All of the material below is to be retyped exactly.

(Extracted data entries)
● ● ● ●

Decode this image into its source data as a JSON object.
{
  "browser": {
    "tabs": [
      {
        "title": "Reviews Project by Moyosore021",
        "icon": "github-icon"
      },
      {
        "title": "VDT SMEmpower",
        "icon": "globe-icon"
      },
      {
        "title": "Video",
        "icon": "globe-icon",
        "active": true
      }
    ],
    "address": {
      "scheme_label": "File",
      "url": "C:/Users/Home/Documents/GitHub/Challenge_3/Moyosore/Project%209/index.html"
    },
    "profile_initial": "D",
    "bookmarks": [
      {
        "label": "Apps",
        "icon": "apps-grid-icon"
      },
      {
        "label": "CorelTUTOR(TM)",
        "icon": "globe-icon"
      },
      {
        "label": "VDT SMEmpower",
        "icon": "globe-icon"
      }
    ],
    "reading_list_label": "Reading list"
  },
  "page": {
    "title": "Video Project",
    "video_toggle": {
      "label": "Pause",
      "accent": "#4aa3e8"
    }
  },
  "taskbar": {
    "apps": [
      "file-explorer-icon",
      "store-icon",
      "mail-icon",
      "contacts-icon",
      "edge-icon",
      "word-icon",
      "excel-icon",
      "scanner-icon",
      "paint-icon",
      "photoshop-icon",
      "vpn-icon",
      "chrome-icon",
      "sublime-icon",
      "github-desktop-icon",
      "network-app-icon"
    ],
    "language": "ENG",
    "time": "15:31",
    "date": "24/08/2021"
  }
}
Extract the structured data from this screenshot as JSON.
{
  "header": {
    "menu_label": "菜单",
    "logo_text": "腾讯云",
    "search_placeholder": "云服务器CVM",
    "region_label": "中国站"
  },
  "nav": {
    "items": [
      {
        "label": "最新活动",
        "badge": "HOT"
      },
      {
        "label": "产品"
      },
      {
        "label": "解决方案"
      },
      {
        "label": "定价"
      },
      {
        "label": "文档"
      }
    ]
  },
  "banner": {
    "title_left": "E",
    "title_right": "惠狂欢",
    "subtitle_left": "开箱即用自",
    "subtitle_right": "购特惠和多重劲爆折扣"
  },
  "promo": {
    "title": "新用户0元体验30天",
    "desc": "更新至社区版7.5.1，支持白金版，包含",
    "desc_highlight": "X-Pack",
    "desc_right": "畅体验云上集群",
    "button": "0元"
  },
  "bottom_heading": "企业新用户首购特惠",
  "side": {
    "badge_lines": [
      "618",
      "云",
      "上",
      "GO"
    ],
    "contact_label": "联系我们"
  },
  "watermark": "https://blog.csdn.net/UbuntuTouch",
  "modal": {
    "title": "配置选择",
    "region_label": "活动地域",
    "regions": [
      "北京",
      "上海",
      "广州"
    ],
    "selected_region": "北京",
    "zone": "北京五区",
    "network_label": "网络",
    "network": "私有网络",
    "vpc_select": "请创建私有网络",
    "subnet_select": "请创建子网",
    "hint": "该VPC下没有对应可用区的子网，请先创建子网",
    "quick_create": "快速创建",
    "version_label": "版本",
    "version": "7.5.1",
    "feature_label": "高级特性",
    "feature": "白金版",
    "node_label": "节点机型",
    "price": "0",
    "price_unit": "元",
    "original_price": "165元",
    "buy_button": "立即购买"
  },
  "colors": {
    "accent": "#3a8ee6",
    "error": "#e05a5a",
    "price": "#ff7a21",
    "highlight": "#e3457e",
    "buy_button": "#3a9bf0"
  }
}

● ● ● ●

Exercise response -
Decode this image into its source data as a JSON object.
{
  "browser": {
    "tabs": [
      {
        "title": "Reviews Project by Moyosore021",
        "icon": "github-icon"
      },
      {
        "title": "VDT SMEmpower",
        "icon": "globe-icon"
      },
      {
        "title": "Video",
        "icon": "globe-icon",
        "active": true
      }
    ],
    "address": {
      "scheme_label": "File",
      "url": "C:/Users/Home/Documents/GitHub/Challenge_3/Moyosore/Project%209/index.html"
    },
    "profile_initial": "D",
    "bookmarks": [
      {
        "label": "Apps",
        "icon": "apps-grid-icon"
      },
      {
        "label": "CorelTUTOR(TM)",
        "icon": "globe-icon"
      },
      {
        "label": "VDT SMEmpower",
        "icon": "globe-icon"
      }
    ],
    "reading_list_label": "Reading list"
  },
  "page": {
    "title": "Video Project",
    "video_toggle": {
      "label": "Pause",
      "accent": "#4aa3e8"
    }
  },
  "taskbar": {
    "apps": [
      "file-explorer-icon",
      "store-icon",
      "mail-icon",
      "contacts-icon",
      "edge-icon",
      "word-icon",
      "excel-icon",
      "scanner-icon",
      "paint-icon",
      "photoshop-icon",
      "vpn-icon",
      "chrome-icon",
      "sublime-icon",
      "github-desktop-icon",
      "network-app-icon"
    ],
    "language": "ENG",
    "time": "15:31",
    "date": "24/08/2021"
  }
}
Extract the structured data from this screenshot as JSON.
{
  "header": {
    "menu_label": "菜单",
    "logo_text": "腾讯云",
    "search_placeholder": "云服务器CVM",
    "region_label": "中国站"
  },
  "nav": {
    "items": [
      {
        "label": "最新活动",
        "badge": "HOT"
      },
      {
        "label": "产品"
      },
      {
        "label": "解决方案"
      },
      {
        "label": "定价"
      },
      {
        "label": "文档"
      }
    ]
  },
  "banner": {
    "title_left": "E",
    "title_right": "惠狂欢",
    "subtitle_left": "开箱即用自",
    "subtitle_right": "购特惠和多重劲爆折扣"
  },
  "promo": {
    "title": "新用户0元体验30天",
    "desc": "更新至社区版7.5.1，支持白金版，包含",
    "desc_highlight": "X-Pack",
    "desc_right": "畅体验云上集群",
    "button": "0元"
  },
  "bottom_heading": "企业新用户首购特惠",
  "side": {
    "badge_lines": [
      "618",
      "云",
      "上",
      "GO"
    ],
    "contact_label": "联系我们"
  },
  "watermark": "https://blog.csdn.net/UbuntuTouch",
  "modal": {
    "title": "配置选择",
    "region_label": "活动地域",
    "regions": [
      "北京",
      "上海",
      "广州"
    ],
    "selected_region": "北京",
    "zone": "北京五区",
    "network_label": "网络",
    "network": "私有网络",
    "vpc_select": "请创建私有网络",
    "subnet_select": "请创建子网",
    "hint": "该VPC下没有对应可用区的子网，请先创建子网",
    "quick_create": "快速创建",
    "version_label": "版本",
    "version": "7.5.1",
    "feature_label": "高级特性",
    "feature": "白金版",
    "node_label": "节点机型",
    "price": "0",
    "price_unit": "元",
    "original_price": "165元",
    "buy_button": "立即购买"
  },
  "colors": {
    "accent": "#3a8ee6",
    "error": "#e05a5a",
    "price": "#ff7a21",
    "highlight": "#e3457e",
    "buy_button": "#3a9bf0"
  }
}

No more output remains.